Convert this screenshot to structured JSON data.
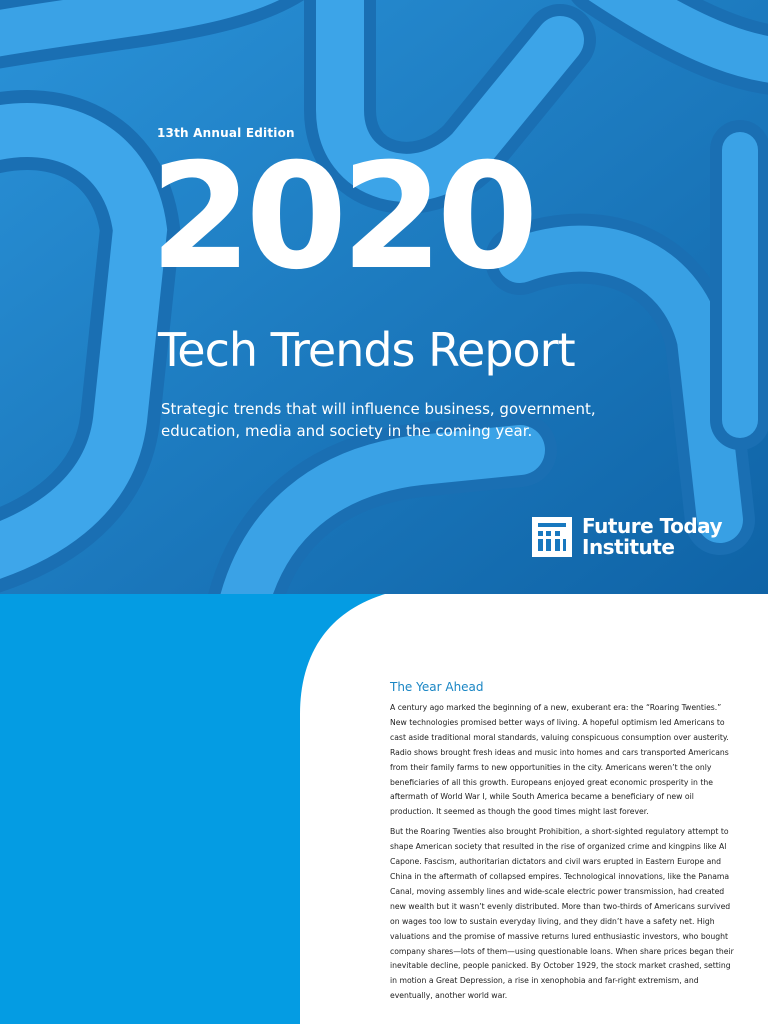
{
  "cover": {
    "edition": "13th Annual Edition",
    "year": "2020",
    "title": "Tech Trends Report",
    "subtitle": "Strategic trends that will influence business, government, education, media and society in the coming year.",
    "logo_text_line1": "Future Today",
    "logo_text_line2": "Institute",
    "logo_icon": "fti-logo-icon"
  },
  "colors": {
    "cover_blue": "#1878bf",
    "panel_blue": "#049ce3",
    "heading_blue": "#1a86c4"
  },
  "article": {
    "heading": "The Year Ahead",
    "paragraphs": [
      "A century ago marked the beginning of a new, exuberant era: the “Roaring Twenties.” New technologies promised better ways of living. A hopeful optimism led Americans to cast aside traditional moral standards, valuing conspicuous consumption over austerity. Radio shows brought fresh ideas and music into homes and cars transported Americans from their family farms to new opportunities in the city. Americans weren’t the only beneficiaries of all this growth. Europeans enjoyed great economic prosperity in the aftermath of World War I, while South America became a beneficiary of new oil production. It seemed as though the good times might last forever.",
      "But the Roaring Twenties also brought Prohibition, a short-sighted regulatory attempt to shape American society that resulted in the rise of organized crime and kingpins like Al Capone. Fascism, authoritarian dictators and civil wars erupted in Eastern Europe and China in the aftermath of collapsed empires. Technological innovations, like the Panama Canal, moving assembly lines and wide-scale electric power transmission, had created new wealth but it wasn’t evenly distributed. More than two-thirds of Americans survived on wages too low to sustain everyday living, and they didn’t have a safety net. High valuations and the promise of massive returns lured enthusiastic investors, who bought company shares—lots of them—using questionable loans. When share prices began their inevitable decline, people panicked. By October 1929, the stock market crashed, setting in motion a Great Depression, a rise in xenophobia and far-right extremism, and eventually, another world war."
    ]
  }
}
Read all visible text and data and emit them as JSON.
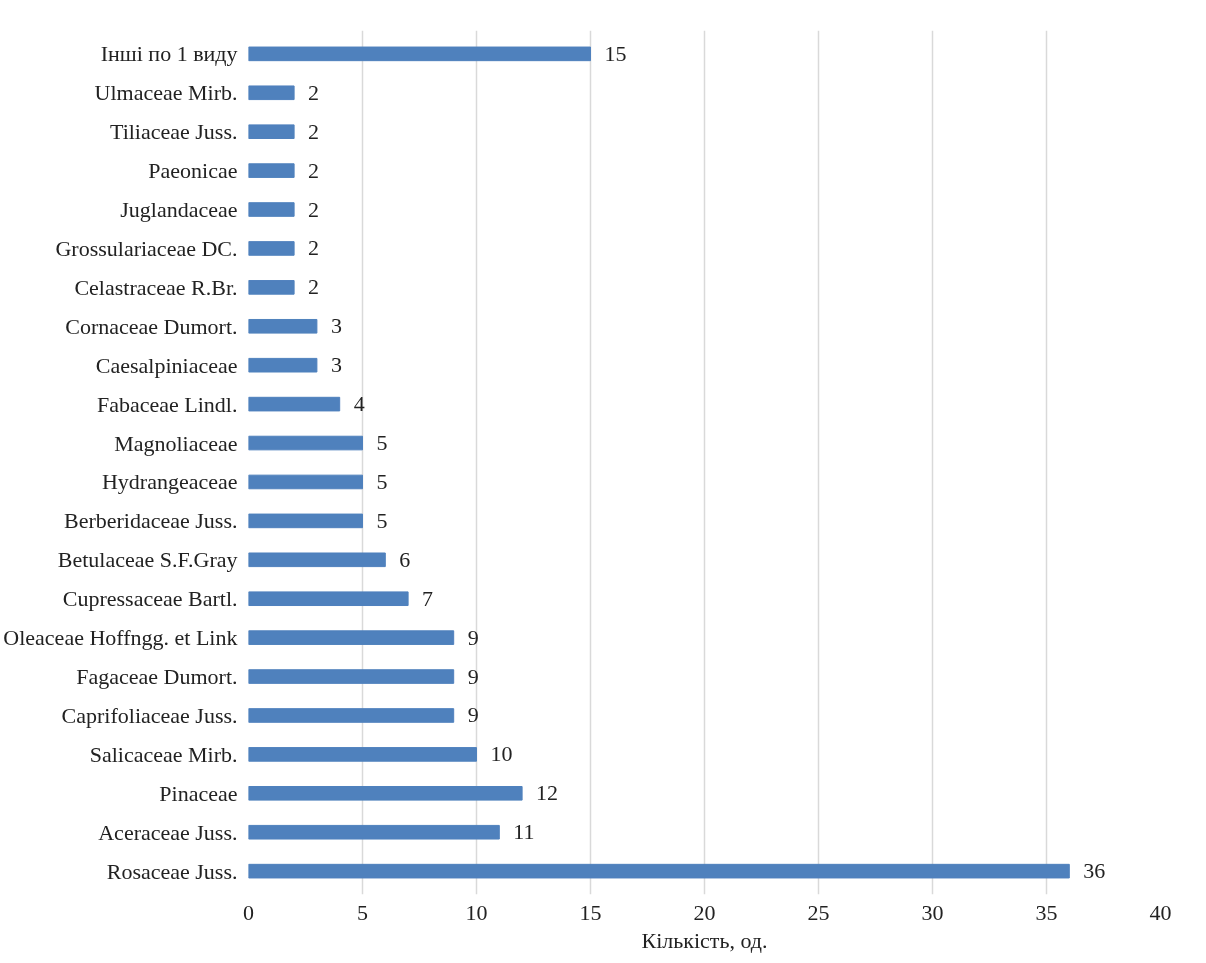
{
  "chart_data": {
    "type": "bar",
    "orientation": "horizontal",
    "xlabel": "Кількість, од.",
    "categories": [
      "Інші по 1 виду",
      "Ulmaceae Mirb.",
      "Tiliaceae Juss.",
      "Paeonicae",
      "Juglandaceae",
      "Grossulariaceae DC.",
      "Celastraceae R.Br.",
      "Cornaceae Dumort.",
      "Caesalpiniaceae",
      "Fabaceae Lindl.",
      "Magnoliaceae",
      "Hydrangeaceae",
      "Berberidaceae Juss.",
      "Betulaceae S.F.Gray",
      "Cupressaceae Bartl.",
      "Oleaceae Hoffngg. et Link",
      "Fagaceae Dumort.",
      "Caprifoliaceae Juss.",
      "Salicaceae Mirb.",
      "Pinaceae",
      "Aceraceae Juss.",
      "Rosaceae Juss."
    ],
    "values": [
      15,
      2,
      2,
      2,
      2,
      2,
      2,
      3,
      3,
      4,
      5,
      5,
      5,
      6,
      7,
      9,
      9,
      9,
      10,
      12,
      11,
      36
    ],
    "color": "#4f81bd",
    "xlim": [
      0,
      40
    ],
    "xticks": [
      0,
      5,
      10,
      15,
      20,
      25,
      30,
      35,
      40
    ],
    "grid": "x",
    "data_labels": true
  }
}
· · · · ·
## The exercise:
Restate the whole listing above exactly, except for its images.

## Exercise output:
Convert this screenshot to structured JSON data.
{
  "cover": {
    "edition": "13th Annual Edition",
    "year": "2020",
    "title": "Tech Trends Report",
    "subtitle": "Strategic trends that will influence business, government, education, media and society in the coming year.",
    "logo_text_line1": "Future Today",
    "logo_text_line2": "Institute",
    "logo_icon": "fti-logo-icon"
  },
  "colors": {
    "cover_blue": "#1878bf",
    "panel_blue": "#049ce3",
    "heading_blue": "#1a86c4"
  },
  "article": {
    "heading": "The Year Ahead",
    "paragraphs": [
      "A century ago marked the beginning of a new, exuberant era: the “Roaring Twenties.” New technologies promised better ways of living. A hopeful optimism led Americans to cast aside traditional moral standards, valuing conspicuous consumption over austerity. Radio shows brought fresh ideas and music into homes and cars transported Americans from their family farms to new opportunities in the city. Americans weren’t the only beneficiaries of all this growth. Europeans enjoyed great economic prosperity in the aftermath of World War I, while South America became a beneficiary of new oil production. It seemed as though the good times might last forever.",
      "But the Roaring Twenties also brought Prohibition, a short-sighted regulatory attempt to shape American society that resulted in the rise of organized crime and kingpins like Al Capone. Fascism, authoritarian dictators and civil wars erupted in Eastern Europe and China in the aftermath of collapsed empires. Technological innovations, like the Panama Canal, moving assembly lines and wide-scale electric power transmission, had created new wealth but it wasn’t evenly distributed. More than two-thirds of Americans survived on wages too low to sustain everyday living, and they didn’t have a safety net. High valuations and the promise of massive returns lured enthusiastic investors, who bought company shares—lots of them—using questionable loans. When share prices began their inevitable decline, people panicked. By October 1929, the stock market crashed, setting in motion a Great Depression, a rise in xenophobia and far-right extremism, and eventually, another world war."
    ]
  }
}
Read all visible text and data and emit them as JSON.
{
  "chart_data": {
    "type": "bar",
    "orientation": "horizontal",
    "xlabel": "Кількість, од.",
    "categories": [
      "Інші по 1 виду",
      "Ulmaceae Mirb.",
      "Tiliaceae Juss.",
      "Paeonicae",
      "Juglandaceae",
      "Grossulariaceae DC.",
      "Celastraceae R.Br.",
      "Cornaceae Dumort.",
      "Caesalpiniaceae",
      "Fabaceae Lindl.",
      "Magnoliaceae",
      "Hydrangeaceae",
      "Berberidaceae Juss.",
      "Betulaceae S.F.Gray",
      "Cupressaceae Bartl.",
      "Oleaceae Hoffngg. et Link",
      "Fagaceae Dumort.",
      "Caprifoliaceae Juss.",
      "Salicaceae Mirb.",
      "Pinaceae",
      "Aceraceae Juss.",
      "Rosaceae Juss."
    ],
    "values": [
      15,
      2,
      2,
      2,
      2,
      2,
      2,
      3,
      3,
      4,
      5,
      5,
      5,
      6,
      7,
      9,
      9,
      9,
      10,
      12,
      11,
      36
    ],
    "color": "#4f81bd",
    "xlim": [
      0,
      40
    ],
    "xticks": [
      0,
      5,
      10,
      15,
      20,
      25,
      30,
      35,
      40
    ],
    "grid": "x",
    "data_labels": true
  }
}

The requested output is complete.